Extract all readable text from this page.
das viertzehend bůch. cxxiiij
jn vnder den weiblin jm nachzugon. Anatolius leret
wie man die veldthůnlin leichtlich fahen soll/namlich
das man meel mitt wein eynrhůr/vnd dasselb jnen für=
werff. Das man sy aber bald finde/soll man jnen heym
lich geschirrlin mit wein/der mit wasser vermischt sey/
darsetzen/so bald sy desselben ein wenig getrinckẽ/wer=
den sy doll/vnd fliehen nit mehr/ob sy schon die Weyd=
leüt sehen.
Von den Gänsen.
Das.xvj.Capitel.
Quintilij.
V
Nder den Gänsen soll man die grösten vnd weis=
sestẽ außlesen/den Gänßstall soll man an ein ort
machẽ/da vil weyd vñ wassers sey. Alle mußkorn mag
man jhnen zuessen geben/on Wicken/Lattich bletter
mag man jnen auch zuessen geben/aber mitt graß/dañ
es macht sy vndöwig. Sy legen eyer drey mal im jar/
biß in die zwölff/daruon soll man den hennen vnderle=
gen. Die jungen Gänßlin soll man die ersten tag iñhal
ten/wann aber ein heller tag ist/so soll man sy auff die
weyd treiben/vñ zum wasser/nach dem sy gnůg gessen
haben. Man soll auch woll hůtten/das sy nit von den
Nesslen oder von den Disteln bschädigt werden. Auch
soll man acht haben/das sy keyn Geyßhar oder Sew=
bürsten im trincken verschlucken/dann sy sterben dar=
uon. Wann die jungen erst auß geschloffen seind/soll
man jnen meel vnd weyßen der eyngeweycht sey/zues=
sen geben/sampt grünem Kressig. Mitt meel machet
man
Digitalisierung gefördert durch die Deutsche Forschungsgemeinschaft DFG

**TASK PROMPT:** Each line above that includes "haben" should be shown.

**EXERCISE RESULT:**
haben. Man soll auch woll hůtten/das sy nit von den
soll man acht haben/das sy keyn Geyßhar oder Sew=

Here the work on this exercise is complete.